Dataset rows about figures:

↓↓↓

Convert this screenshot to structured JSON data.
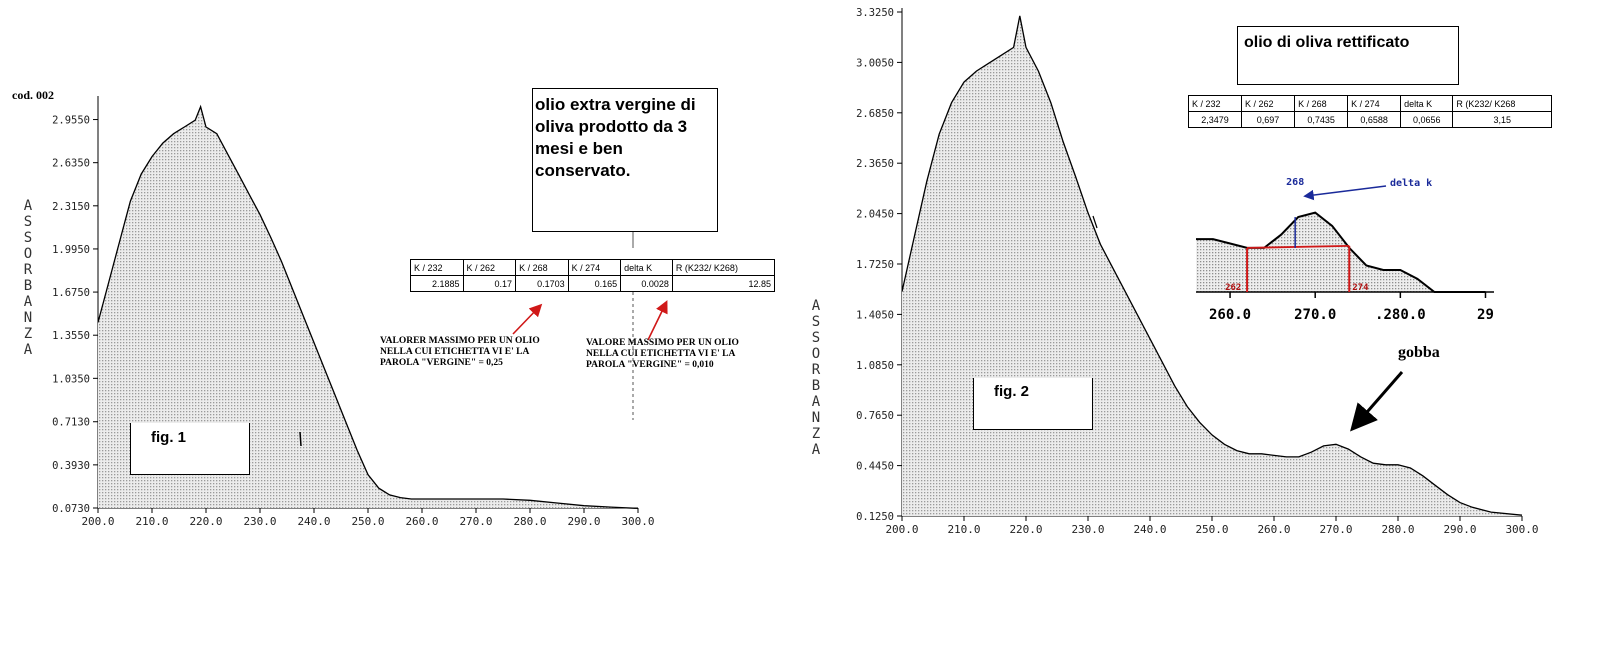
{
  "chart_data": [
    {
      "type": "area",
      "title": "olio extra vergine di oliva prodotto da 3 mesi e ben conservato.",
      "code": "cod. 002",
      "figure_label": "fig. 1",
      "ylabel": "ASSORBANZA",
      "xlabel": "",
      "xlim": [
        200,
        300
      ],
      "ylim": [
        0.073,
        3.1
      ],
      "x_ticks": [
        "200.0",
        "210.0",
        "220.0",
        "230.0",
        "240.0",
        "250.0",
        "260.0",
        "270.0",
        "280.0",
        "290.0",
        "300.0"
      ],
      "y_ticks": [
        "0.0730",
        "0.3930",
        "0.7130",
        "1.0350",
        "1.3550",
        "1.6750",
        "1.9950",
        "2.3150",
        "2.6350",
        "2.9550"
      ],
      "series": [
        {
          "x": [
            200,
            202,
            204,
            206,
            208,
            210,
            212,
            214,
            216,
            218,
            219,
            220,
            222,
            224,
            226,
            228,
            230,
            232,
            234,
            236,
            238,
            240,
            242,
            244,
            246,
            248,
            250,
            252,
            254,
            256,
            258,
            260,
            265,
            270,
            275,
            280,
            285,
            290,
            295,
            300
          ],
          "y": [
            1.45,
            1.75,
            2.05,
            2.35,
            2.55,
            2.68,
            2.78,
            2.85,
            2.9,
            2.95,
            3.05,
            2.9,
            2.85,
            2.7,
            2.55,
            2.4,
            2.25,
            2.08,
            1.9,
            1.7,
            1.5,
            1.3,
            1.1,
            0.9,
            0.7,
            0.5,
            0.32,
            0.22,
            0.17,
            0.15,
            0.14,
            0.14,
            0.14,
            0.14,
            0.14,
            0.13,
            0.11,
            0.09,
            0.08,
            0.07
          ]
        }
      ],
      "table": {
        "headers": [
          "K / 232",
          "K / 262",
          "K / 268",
          "K / 274",
          "delta K",
          "R (K232/ K268)"
        ],
        "values": [
          "2.1885",
          "0.17",
          "0.1703",
          "0.165",
          "0.0028",
          "12.85"
        ]
      },
      "annotations": [
        "VALORER MASSIMO PER UN OLIO NELLA CUI ETICHETTA VI E' LA PAROLA \"VERGINE\" = 0,25",
        "VALORE MASSIMO PER UN OLIO NELLA CUI ETICHETTA VI E' LA PAROLA \"VERGINE\" = 0,010"
      ],
      "grid": true
    },
    {
      "type": "area",
      "title": "olio di oliva rettificato",
      "figure_label": "fig. 2",
      "ylabel": "ASSORBANZA",
      "xlabel": "",
      "xlim": [
        200,
        300
      ],
      "ylim": [
        0.125,
        3.325
      ],
      "x_ticks": [
        "200.0",
        "210.0",
        "220.0",
        "230.0",
        "240.0",
        "250.0",
        "260.0",
        "270.0",
        "280.0",
        "290.0",
        "300.0"
      ],
      "y_ticks": [
        "0.1250",
        "0.4450",
        "0.7650",
        "1.0850",
        "1.4050",
        "1.7250",
        "2.0450",
        "2.3650",
        "2.6850",
        "3.0050",
        "3.3250"
      ],
      "series": [
        {
          "x": [
            200,
            202,
            204,
            206,
            208,
            210,
            212,
            214,
            216,
            218,
            219,
            220,
            222,
            224,
            226,
            228,
            230,
            232,
            234,
            236,
            238,
            240,
            242,
            244,
            246,
            248,
            250,
            252,
            254,
            256,
            258,
            260,
            262,
            264,
            266,
            268,
            270,
            272,
            274,
            276,
            278,
            280,
            282,
            284,
            286,
            288,
            290,
            292,
            295,
            300
          ],
          "y": [
            1.55,
            1.9,
            2.25,
            2.55,
            2.75,
            2.88,
            2.95,
            3.0,
            3.05,
            3.1,
            3.3,
            3.1,
            2.95,
            2.75,
            2.5,
            2.28,
            2.05,
            1.85,
            1.7,
            1.55,
            1.4,
            1.25,
            1.1,
            0.95,
            0.82,
            0.72,
            0.64,
            0.58,
            0.54,
            0.52,
            0.52,
            0.51,
            0.5,
            0.5,
            0.53,
            0.57,
            0.58,
            0.55,
            0.5,
            0.46,
            0.45,
            0.45,
            0.43,
            0.38,
            0.32,
            0.26,
            0.21,
            0.18,
            0.15,
            0.13
          ]
        }
      ],
      "table": {
        "headers": [
          "K / 232",
          "K / 262",
          "K / 268",
          "K / 274",
          "delta K",
          "R (K232/ K268"
        ],
        "values": [
          "2,3479",
          "0,697",
          "0,7435",
          "0,6588",
          "0,0656",
          "3,15"
        ]
      },
      "inset": {
        "x_ticks": [
          "260.0",
          "270.0",
          ".280.0",
          "29"
        ],
        "markers": [
          "262",
          "268",
          "274"
        ],
        "delta_label": "delta k"
      },
      "annotations": [
        "gobba"
      ],
      "grid": true
    }
  ],
  "colors": {
    "fill": "#d4d4d4",
    "line": "#000000",
    "marker_red": "#d01818",
    "annotation_blue": "#1a2a9a",
    "annotation_red": "#b01010"
  }
}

↑↑↑

| Your goal |
Every record above should be written out again exactly; the pictures stay out of the copy.

| Exercise response |
Convert this screenshot to structured JSON data.
{
  "chart_data": [
    {
      "type": "area",
      "title": "olio extra vergine di oliva prodotto da 3 mesi e ben conservato.",
      "code": "cod. 002",
      "figure_label": "fig. 1",
      "ylabel": "ASSORBANZA",
      "xlabel": "",
      "xlim": [
        200,
        300
      ],
      "ylim": [
        0.073,
        3.1
      ],
      "x_ticks": [
        "200.0",
        "210.0",
        "220.0",
        "230.0",
        "240.0",
        "250.0",
        "260.0",
        "270.0",
        "280.0",
        "290.0",
        "300.0"
      ],
      "y_ticks": [
        "0.0730",
        "0.3930",
        "0.7130",
        "1.0350",
        "1.3550",
        "1.6750",
        "1.9950",
        "2.3150",
        "2.6350",
        "2.9550"
      ],
      "series": [
        {
          "x": [
            200,
            202,
            204,
            206,
            208,
            210,
            212,
            214,
            216,
            218,
            219,
            220,
            222,
            224,
            226,
            228,
            230,
            232,
            234,
            236,
            238,
            240,
            242,
            244,
            246,
            248,
            250,
            252,
            254,
            256,
            258,
            260,
            265,
            270,
            275,
            280,
            285,
            290,
            295,
            300
          ],
          "y": [
            1.45,
            1.75,
            2.05,
            2.35,
            2.55,
            2.68,
            2.78,
            2.85,
            2.9,
            2.95,
            3.05,
            2.9,
            2.85,
            2.7,
            2.55,
            2.4,
            2.25,
            2.08,
            1.9,
            1.7,
            1.5,
            1.3,
            1.1,
            0.9,
            0.7,
            0.5,
            0.32,
            0.22,
            0.17,
            0.15,
            0.14,
            0.14,
            0.14,
            0.14,
            0.14,
            0.13,
            0.11,
            0.09,
            0.08,
            0.07
          ]
        }
      ],
      "table": {
        "headers": [
          "K / 232",
          "K / 262",
          "K / 268",
          "K / 274",
          "delta K",
          "R (K232/ K268)"
        ],
        "values": [
          "2.1885",
          "0.17",
          "0.1703",
          "0.165",
          "0.0028",
          "12.85"
        ]
      },
      "annotations": [
        "VALORER MASSIMO PER UN OLIO NELLA CUI ETICHETTA VI E' LA PAROLA \"VERGINE\" = 0,25",
        "VALORE MASSIMO PER UN OLIO NELLA CUI ETICHETTA VI E' LA PAROLA \"VERGINE\" = 0,010"
      ],
      "grid": true
    },
    {
      "type": "area",
      "title": "olio di oliva rettificato",
      "figure_label": "fig. 2",
      "ylabel": "ASSORBANZA",
      "xlabel": "",
      "xlim": [
        200,
        300
      ],
      "ylim": [
        0.125,
        3.325
      ],
      "x_ticks": [
        "200.0",
        "210.0",
        "220.0",
        "230.0",
        "240.0",
        "250.0",
        "260.0",
        "270.0",
        "280.0",
        "290.0",
        "300.0"
      ],
      "y_ticks": [
        "0.1250",
        "0.4450",
        "0.7650",
        "1.0850",
        "1.4050",
        "1.7250",
        "2.0450",
        "2.3650",
        "2.6850",
        "3.0050",
        "3.3250"
      ],
      "series": [
        {
          "x": [
            200,
            202,
            204,
            206,
            208,
            210,
            212,
            214,
            216,
            218,
            219,
            220,
            222,
            224,
            226,
            228,
            230,
            232,
            234,
            236,
            238,
            240,
            242,
            244,
            246,
            248,
            250,
            252,
            254,
            256,
            258,
            260,
            262,
            264,
            266,
            268,
            270,
            272,
            274,
            276,
            278,
            280,
            282,
            284,
            286,
            288,
            290,
            292,
            295,
            300
          ],
          "y": [
            1.55,
            1.9,
            2.25,
            2.55,
            2.75,
            2.88,
            2.95,
            3.0,
            3.05,
            3.1,
            3.3,
            3.1,
            2.95,
            2.75,
            2.5,
            2.28,
            2.05,
            1.85,
            1.7,
            1.55,
            1.4,
            1.25,
            1.1,
            0.95,
            0.82,
            0.72,
            0.64,
            0.58,
            0.54,
            0.52,
            0.52,
            0.51,
            0.5,
            0.5,
            0.53,
            0.57,
            0.58,
            0.55,
            0.5,
            0.46,
            0.45,
            0.45,
            0.43,
            0.38,
            0.32,
            0.26,
            0.21,
            0.18,
            0.15,
            0.13
          ]
        }
      ],
      "table": {
        "headers": [
          "K / 232",
          "K / 262",
          "K / 268",
          "K / 274",
          "delta K",
          "R (K232/ K268"
        ],
        "values": [
          "2,3479",
          "0,697",
          "0,7435",
          "0,6588",
          "0,0656",
          "3,15"
        ]
      },
      "inset": {
        "x_ticks": [
          "260.0",
          "270.0",
          ".280.0",
          "29"
        ],
        "markers": [
          "262",
          "268",
          "274"
        ],
        "delta_label": "delta k"
      },
      "annotations": [
        "gobba"
      ],
      "grid": true
    }
  ],
  "colors": {
    "fill": "#d4d4d4",
    "line": "#000000",
    "marker_red": "#d01818",
    "annotation_blue": "#1a2a9a",
    "annotation_red": "#b01010"
  }
}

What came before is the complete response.